**DO THIS**:
Rewrite everything from the start of the rows down to the line containing "134, 596, 268]", both included, as a numbered list that leaves out any blank lines.

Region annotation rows
= = = = = = =
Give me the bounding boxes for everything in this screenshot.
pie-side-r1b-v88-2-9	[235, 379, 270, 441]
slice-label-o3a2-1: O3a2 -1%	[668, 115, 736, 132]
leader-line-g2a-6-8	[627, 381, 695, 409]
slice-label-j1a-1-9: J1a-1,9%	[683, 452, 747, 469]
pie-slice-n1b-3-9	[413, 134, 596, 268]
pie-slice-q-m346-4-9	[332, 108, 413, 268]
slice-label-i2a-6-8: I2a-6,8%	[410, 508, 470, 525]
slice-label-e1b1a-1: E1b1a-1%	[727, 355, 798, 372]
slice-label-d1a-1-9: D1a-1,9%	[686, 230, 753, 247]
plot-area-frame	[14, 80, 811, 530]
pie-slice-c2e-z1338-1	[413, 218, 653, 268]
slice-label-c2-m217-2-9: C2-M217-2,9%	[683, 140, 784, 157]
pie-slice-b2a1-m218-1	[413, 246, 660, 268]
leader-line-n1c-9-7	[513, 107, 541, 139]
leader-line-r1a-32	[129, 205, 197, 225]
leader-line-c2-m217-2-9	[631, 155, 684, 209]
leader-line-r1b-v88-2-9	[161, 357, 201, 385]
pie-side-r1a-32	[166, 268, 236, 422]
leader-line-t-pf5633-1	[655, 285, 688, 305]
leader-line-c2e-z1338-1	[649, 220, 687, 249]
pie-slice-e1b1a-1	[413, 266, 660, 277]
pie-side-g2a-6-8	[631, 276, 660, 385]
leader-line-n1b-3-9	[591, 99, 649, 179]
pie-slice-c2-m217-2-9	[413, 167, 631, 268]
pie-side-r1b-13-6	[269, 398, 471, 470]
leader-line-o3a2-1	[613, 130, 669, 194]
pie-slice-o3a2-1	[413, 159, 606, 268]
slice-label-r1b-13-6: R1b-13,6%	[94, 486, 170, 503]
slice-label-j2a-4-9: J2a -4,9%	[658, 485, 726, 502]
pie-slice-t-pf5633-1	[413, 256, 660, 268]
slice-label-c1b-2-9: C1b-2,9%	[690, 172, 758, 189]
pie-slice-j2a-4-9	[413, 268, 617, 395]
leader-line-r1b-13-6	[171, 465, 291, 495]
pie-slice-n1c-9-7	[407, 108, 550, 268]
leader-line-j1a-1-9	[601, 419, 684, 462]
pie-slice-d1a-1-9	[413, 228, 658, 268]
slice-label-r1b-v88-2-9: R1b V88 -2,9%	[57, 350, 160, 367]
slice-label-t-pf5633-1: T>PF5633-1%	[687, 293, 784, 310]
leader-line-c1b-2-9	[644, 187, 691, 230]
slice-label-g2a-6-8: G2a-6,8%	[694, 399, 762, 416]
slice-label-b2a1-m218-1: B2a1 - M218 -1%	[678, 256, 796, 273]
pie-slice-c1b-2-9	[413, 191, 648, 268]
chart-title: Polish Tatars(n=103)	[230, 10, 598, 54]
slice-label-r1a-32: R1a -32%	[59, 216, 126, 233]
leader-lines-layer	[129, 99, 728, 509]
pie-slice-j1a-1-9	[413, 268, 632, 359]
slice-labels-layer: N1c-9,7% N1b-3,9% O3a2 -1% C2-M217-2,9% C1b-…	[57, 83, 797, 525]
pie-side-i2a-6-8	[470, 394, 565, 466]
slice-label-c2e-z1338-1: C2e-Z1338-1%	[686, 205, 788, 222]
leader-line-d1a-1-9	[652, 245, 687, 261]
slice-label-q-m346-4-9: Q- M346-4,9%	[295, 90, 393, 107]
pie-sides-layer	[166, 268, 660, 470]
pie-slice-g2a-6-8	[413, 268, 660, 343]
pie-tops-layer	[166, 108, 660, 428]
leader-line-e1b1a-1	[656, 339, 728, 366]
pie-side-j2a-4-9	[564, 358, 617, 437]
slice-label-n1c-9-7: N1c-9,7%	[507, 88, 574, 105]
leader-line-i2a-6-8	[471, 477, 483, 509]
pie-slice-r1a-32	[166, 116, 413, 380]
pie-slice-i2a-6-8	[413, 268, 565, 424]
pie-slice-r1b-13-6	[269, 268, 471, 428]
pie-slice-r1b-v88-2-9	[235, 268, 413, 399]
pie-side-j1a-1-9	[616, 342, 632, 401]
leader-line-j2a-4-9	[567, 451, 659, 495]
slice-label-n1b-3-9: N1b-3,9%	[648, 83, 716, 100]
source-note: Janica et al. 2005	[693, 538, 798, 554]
= = = = = = =
**RESPONSE BELOW**:
1. Give me the bounding boxes for everything in this screenshot.
2. pie-side-r1b-v88-2-9	[235, 379, 270, 441]
3. slice-label-o3a2-1: O3a2 -1%	[668, 115, 736, 132]
4. leader-line-g2a-6-8	[627, 381, 695, 409]
5. slice-label-j1a-1-9: J1a-1,9%	[683, 452, 747, 469]
6. pie-slice-n1b-3-9	[413, 134, 596, 268]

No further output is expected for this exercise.